Input records>
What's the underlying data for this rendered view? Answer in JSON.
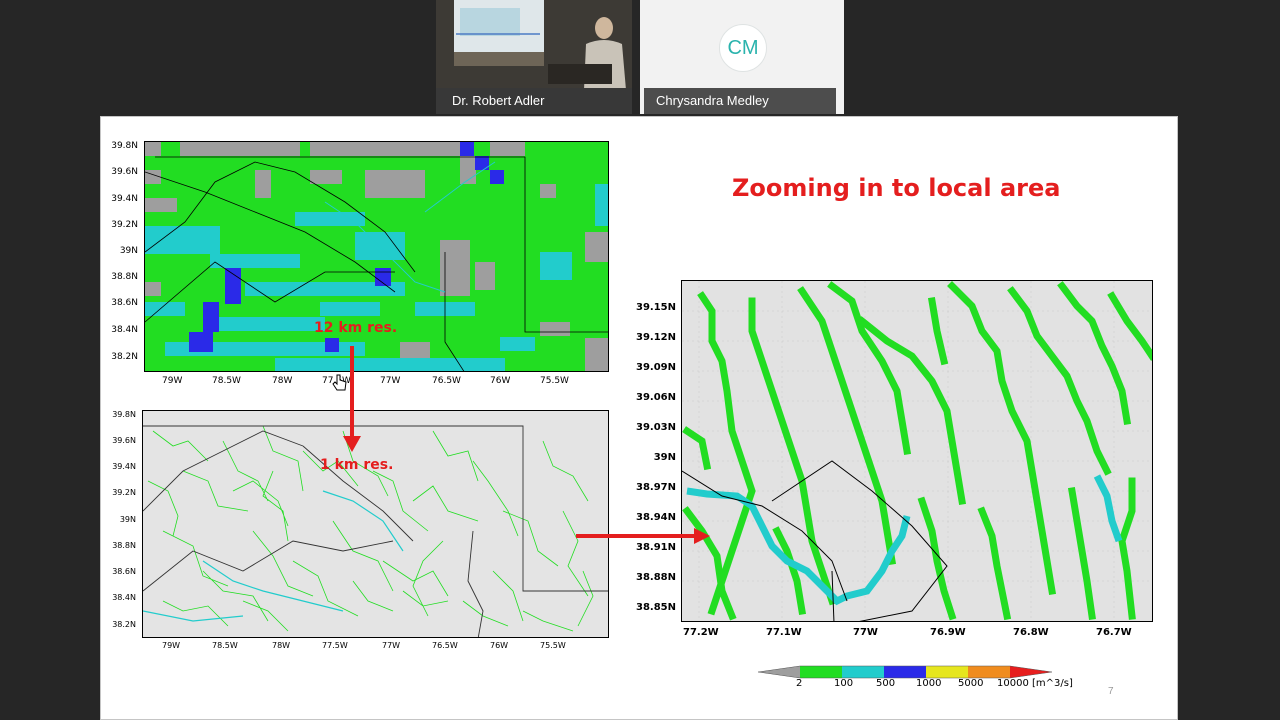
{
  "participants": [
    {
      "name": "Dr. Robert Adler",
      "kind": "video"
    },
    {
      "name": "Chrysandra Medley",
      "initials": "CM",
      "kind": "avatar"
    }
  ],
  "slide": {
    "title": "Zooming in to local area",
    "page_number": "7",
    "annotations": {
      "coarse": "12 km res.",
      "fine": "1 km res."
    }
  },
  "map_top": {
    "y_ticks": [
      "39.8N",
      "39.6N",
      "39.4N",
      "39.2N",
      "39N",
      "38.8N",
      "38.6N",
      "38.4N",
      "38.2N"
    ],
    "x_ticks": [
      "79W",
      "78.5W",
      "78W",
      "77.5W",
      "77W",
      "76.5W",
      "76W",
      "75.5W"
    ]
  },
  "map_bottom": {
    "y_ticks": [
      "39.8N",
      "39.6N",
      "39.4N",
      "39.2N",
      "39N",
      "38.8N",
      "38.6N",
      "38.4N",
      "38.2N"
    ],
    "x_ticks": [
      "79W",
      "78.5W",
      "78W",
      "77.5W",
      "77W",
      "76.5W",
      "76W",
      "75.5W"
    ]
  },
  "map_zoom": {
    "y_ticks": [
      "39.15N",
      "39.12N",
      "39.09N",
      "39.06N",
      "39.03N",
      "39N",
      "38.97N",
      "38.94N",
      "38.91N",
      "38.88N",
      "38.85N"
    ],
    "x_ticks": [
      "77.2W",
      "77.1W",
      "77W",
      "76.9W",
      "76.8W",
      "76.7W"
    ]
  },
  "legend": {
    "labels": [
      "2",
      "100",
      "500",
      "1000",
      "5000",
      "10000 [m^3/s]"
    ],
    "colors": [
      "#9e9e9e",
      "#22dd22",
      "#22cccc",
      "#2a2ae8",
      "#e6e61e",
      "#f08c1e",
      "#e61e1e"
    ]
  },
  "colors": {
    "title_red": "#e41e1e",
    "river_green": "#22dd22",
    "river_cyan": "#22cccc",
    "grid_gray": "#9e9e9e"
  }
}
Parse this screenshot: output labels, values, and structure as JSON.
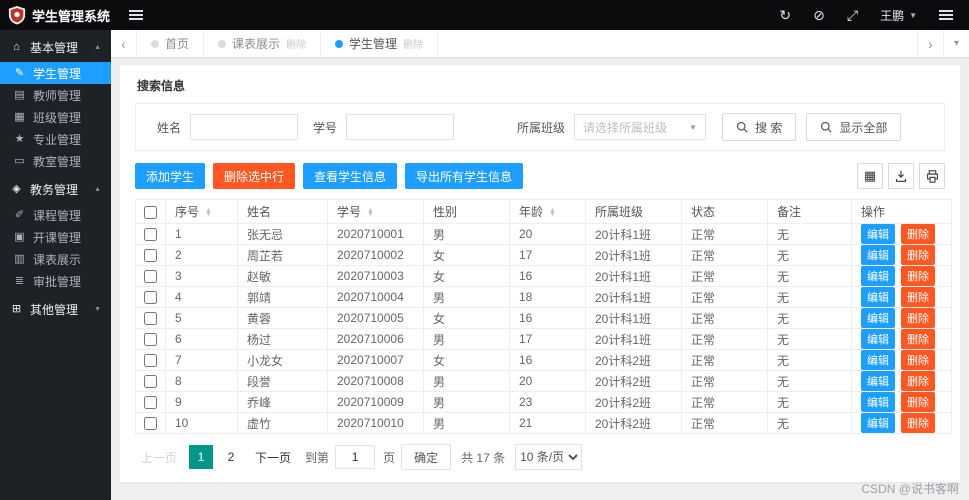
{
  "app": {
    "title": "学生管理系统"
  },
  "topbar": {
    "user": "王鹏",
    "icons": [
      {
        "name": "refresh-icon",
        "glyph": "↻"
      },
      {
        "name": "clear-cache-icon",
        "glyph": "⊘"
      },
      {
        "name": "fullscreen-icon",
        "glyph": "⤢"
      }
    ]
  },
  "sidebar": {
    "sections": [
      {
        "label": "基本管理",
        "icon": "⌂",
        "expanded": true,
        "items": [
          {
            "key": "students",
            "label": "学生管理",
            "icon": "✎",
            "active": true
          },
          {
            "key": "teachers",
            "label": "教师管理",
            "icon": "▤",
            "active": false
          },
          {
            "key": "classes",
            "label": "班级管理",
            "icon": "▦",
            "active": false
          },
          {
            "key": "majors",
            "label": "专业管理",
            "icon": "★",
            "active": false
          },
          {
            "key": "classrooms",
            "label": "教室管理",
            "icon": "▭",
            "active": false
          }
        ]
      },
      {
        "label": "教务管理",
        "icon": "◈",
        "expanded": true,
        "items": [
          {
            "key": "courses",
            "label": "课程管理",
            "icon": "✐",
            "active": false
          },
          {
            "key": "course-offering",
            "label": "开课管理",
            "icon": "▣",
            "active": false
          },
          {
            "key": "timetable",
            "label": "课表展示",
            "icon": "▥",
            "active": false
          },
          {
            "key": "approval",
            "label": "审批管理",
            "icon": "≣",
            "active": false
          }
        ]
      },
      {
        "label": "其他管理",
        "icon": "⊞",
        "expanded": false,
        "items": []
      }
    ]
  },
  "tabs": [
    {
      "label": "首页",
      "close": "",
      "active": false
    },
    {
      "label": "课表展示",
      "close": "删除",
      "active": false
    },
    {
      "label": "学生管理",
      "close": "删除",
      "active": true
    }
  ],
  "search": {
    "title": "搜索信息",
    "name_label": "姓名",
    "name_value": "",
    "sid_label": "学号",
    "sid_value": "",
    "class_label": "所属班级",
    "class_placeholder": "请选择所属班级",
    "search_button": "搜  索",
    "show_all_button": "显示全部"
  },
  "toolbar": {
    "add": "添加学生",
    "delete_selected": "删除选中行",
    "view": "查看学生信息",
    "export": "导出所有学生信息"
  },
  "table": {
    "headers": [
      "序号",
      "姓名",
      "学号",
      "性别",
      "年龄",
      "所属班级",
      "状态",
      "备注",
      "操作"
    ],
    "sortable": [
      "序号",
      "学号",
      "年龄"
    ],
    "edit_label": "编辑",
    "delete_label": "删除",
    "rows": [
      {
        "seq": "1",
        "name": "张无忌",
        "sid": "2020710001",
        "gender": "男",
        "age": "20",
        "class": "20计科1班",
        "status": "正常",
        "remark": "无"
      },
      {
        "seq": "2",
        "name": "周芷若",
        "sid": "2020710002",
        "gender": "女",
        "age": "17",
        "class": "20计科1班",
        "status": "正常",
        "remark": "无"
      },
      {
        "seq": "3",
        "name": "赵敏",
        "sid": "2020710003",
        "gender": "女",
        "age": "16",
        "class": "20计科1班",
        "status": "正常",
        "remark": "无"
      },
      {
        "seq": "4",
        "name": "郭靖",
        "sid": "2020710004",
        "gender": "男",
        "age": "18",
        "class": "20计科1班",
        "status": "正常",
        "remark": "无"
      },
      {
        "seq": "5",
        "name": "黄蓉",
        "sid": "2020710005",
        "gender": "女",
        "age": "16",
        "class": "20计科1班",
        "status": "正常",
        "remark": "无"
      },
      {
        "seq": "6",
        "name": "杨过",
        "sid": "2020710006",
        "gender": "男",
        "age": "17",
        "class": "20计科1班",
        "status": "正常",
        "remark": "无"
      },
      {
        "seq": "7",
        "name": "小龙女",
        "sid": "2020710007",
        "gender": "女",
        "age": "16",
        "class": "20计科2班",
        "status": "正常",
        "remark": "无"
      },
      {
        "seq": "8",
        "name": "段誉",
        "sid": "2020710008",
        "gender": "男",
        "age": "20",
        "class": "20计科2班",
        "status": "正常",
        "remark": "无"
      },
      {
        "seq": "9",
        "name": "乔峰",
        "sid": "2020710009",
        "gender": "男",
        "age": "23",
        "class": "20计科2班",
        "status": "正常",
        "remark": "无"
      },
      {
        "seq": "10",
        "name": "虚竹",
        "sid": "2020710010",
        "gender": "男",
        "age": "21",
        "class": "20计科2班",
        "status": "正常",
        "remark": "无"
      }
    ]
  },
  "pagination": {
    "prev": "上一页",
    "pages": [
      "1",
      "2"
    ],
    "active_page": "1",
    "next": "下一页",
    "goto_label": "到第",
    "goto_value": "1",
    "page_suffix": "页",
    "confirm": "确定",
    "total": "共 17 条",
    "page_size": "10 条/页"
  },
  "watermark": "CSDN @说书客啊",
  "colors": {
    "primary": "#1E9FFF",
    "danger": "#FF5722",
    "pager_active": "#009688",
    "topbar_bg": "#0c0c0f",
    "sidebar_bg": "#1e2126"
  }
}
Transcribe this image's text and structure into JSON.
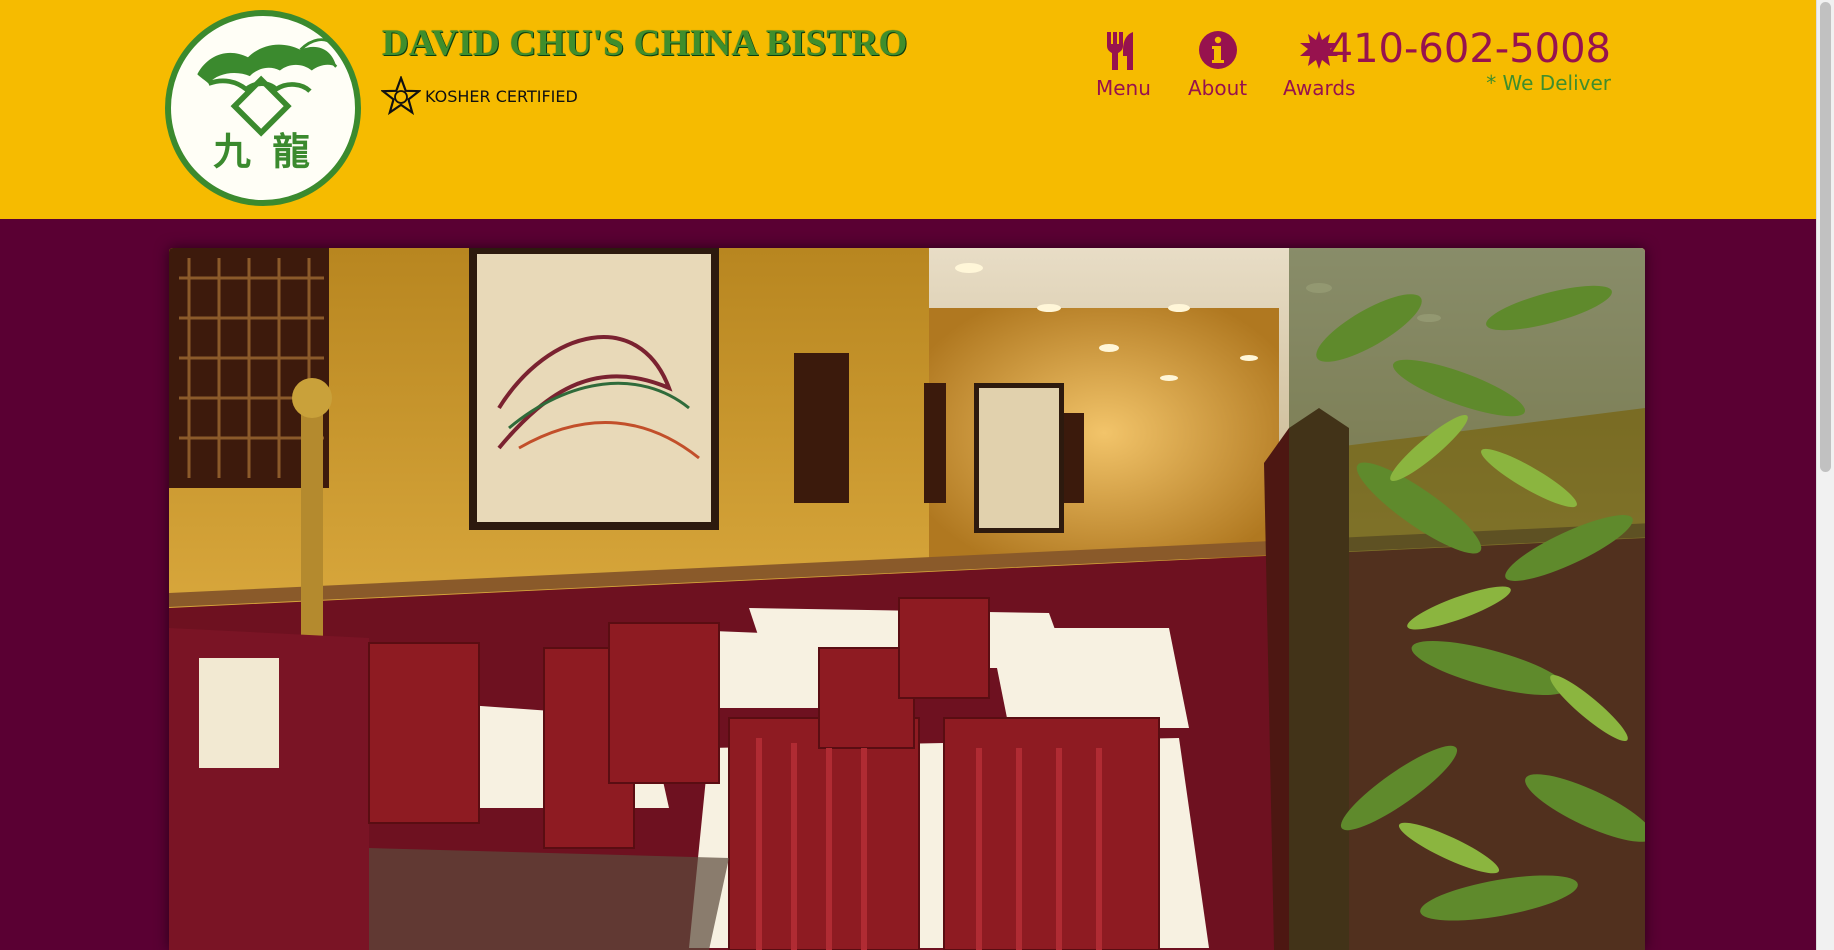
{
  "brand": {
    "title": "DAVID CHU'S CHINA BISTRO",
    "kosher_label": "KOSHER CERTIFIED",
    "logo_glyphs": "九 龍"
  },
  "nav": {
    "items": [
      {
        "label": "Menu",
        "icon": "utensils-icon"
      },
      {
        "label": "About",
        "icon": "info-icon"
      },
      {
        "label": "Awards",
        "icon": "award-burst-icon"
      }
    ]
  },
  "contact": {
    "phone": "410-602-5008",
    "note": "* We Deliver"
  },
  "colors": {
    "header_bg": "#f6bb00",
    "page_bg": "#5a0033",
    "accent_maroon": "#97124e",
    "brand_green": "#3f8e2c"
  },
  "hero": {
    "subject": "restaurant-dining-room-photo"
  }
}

Your objective>
Without any pictures, write out the lines running from the one containing "Transcribe this image's" through the end of the listing above, both included, exactly as given.

Solution>
Transcribe this image's text and structure into JSON.
{
  "brand": {
    "title": "DAVID CHU'S CHINA BISTRO",
    "kosher_label": "KOSHER CERTIFIED",
    "logo_glyphs": "九 龍"
  },
  "nav": {
    "items": [
      {
        "label": "Menu",
        "icon": "utensils-icon"
      },
      {
        "label": "About",
        "icon": "info-icon"
      },
      {
        "label": "Awards",
        "icon": "award-burst-icon"
      }
    ]
  },
  "contact": {
    "phone": "410-602-5008",
    "note": "* We Deliver"
  },
  "colors": {
    "header_bg": "#f6bb00",
    "page_bg": "#5a0033",
    "accent_maroon": "#97124e",
    "brand_green": "#3f8e2c"
  },
  "hero": {
    "subject": "restaurant-dining-room-photo"
  }
}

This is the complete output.